## What is required
Transcribe the material in full. Nothing should differ except that the pictures are left out.

## Information shown

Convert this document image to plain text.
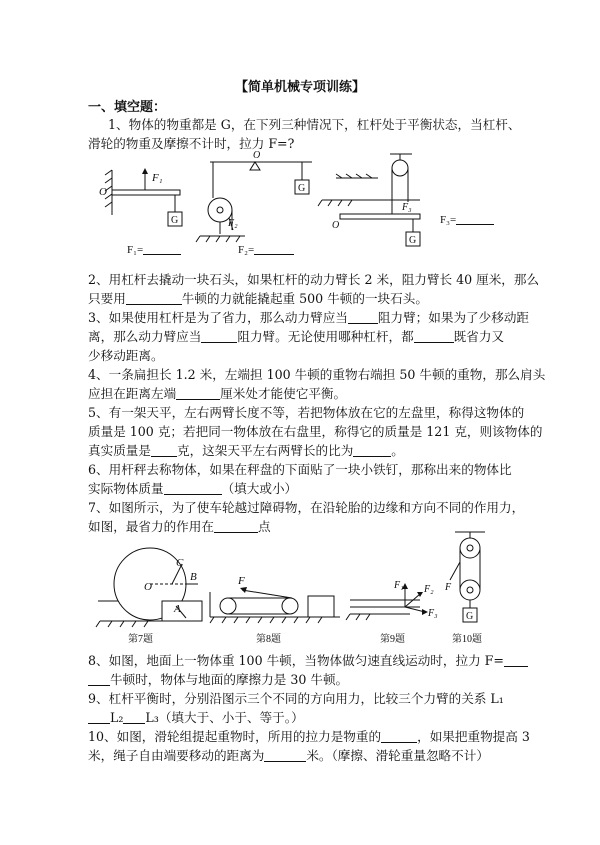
【简单机械专项训练】
一、填空题：
1、物体的物重都是 G，在下列三种情况下，杠杆处于平衡状态，当杠杆、
滑轮的物重及摩擦不计时，拉力 F=?
F₁
G
O
O
G
F₂	O
F₃
G
F₁=	F₂=
F₃=
2、用杠杆去撬动一块石头，如果杠杆的动力臂长 2 米，阻力臂长 40 厘米，那么
只要用	牛顿的力就能撬起重 500 牛顿的一块石头。
3、如果使用杠杆是为了省力，那么动力臂应当 阻力臂；如果为了少移动距
离，那么动力臂应当	阻力臂。无论使用哪种杠杆，都	既省力又
少移动距离。
4、一条扁担长 1.2 米，左端担 100 牛顿的重物右端担 50 牛顿的重物，那么肩头
应担在距离左端	厘米处才能使它平衡。
5、有一架天平，左右两臂长度不等，若把物体放在它的左盘里，称得这物体的
质量是 100 克；若把同一物体放在右盘里，称得它的质量是 121 克，则该物体的
真实质量是 克，这架天平左右两臂长的比为	。
6、用杆秤去称物体，如果在秤盘的下面贴了一块小铁钉，那称出来的物体比
实际物体质量	（填大或小）
7、如图所示，为了使车轮越过障碍物，在沿轮胎的边缘和方向不同的作用力，
如图，最省力的作用在	点
O
C
B
A
第7题
F
第8题
F₁ F₂
F₃
第9题
G
F
第10题
8、如图，地面上一物体重 100 牛顿，当物体做匀速直线运动时，拉力 F=
牛顿时，物体与地面的摩擦力是 30 牛顿。
9、杠杆平衡时，分别沿图示三个不同的方向用力，比较三个力臂的关系 L₁
L₂ L₃（填大于、小于、等于。）
10、如图，滑轮组提起重物时，所用的拉力是物重的	，如果把重物提高 3
米，绳子自由端要移动的距离为	米。（摩擦、滑轮重量忽略不计）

## Correct answer
Convert this document image to plain text.
【简单机械专项训练】
一、填空题：
1、物体的物重都是 G，在下列三种情况下，杠杆处于平衡状态，当杠杆、
滑轮的物重及摩擦不计时，拉力 F=?
F₁
G
O
O
G
F₂	O
F₃
G
F₁=	F₂=
F₃=
2、用杠杆去撬动一块石头，如果杠杆的动力臂长 2 米，阻力臂长 40 厘米，那么
只要用	牛顿的力就能撬起重 500 牛顿的一块石头。
3、如果使用杠杆是为了省力，那么动力臂应当 阻力臂；如果为了少移动距
离，那么动力臂应当	阻力臂。无论使用哪种杠杆，都	既省力又
少移动距离。
4、一条扁担长 1.2 米，左端担 100 牛顿的重物右端担 50 牛顿的重物，那么肩头
应担在距离左端	厘米处才能使它平衡。
5、有一架天平，左右两臂长度不等，若把物体放在它的左盘里，称得这物体的
质量是 100 克；若把同一物体放在右盘里，称得它的质量是 121 克，则该物体的
真实质量是 克，这架天平左右两臂长的比为	。
6、用杆秤去称物体，如果在秤盘的下面贴了一块小铁钉，那称出来的物体比
实际物体质量	（填大或小）
7、如图所示，为了使车轮越过障碍物，在沿轮胎的边缘和方向不同的作用力，
如图，最省力的作用在	点
O
C
B
A
第7题
F
第8题
F₁ F₂
F₃
第9题
G
F
第10题
8、如图，地面上一物体重 100 牛顿，当物体做匀速直线运动时，拉力 F=
牛顿时，物体与地面的摩擦力是 30 牛顿。
9、杠杆平衡时，分别沿图示三个不同的方向用力，比较三个力臂的关系 L₁
L₂ L₃（填大于、小于、等于。）
10、如图，滑轮组提起重物时，所用的拉力是物重的	，如果把重物提高 3
米，绳子自由端要移动的距离为	米。（摩擦、滑轮重量忽略不计）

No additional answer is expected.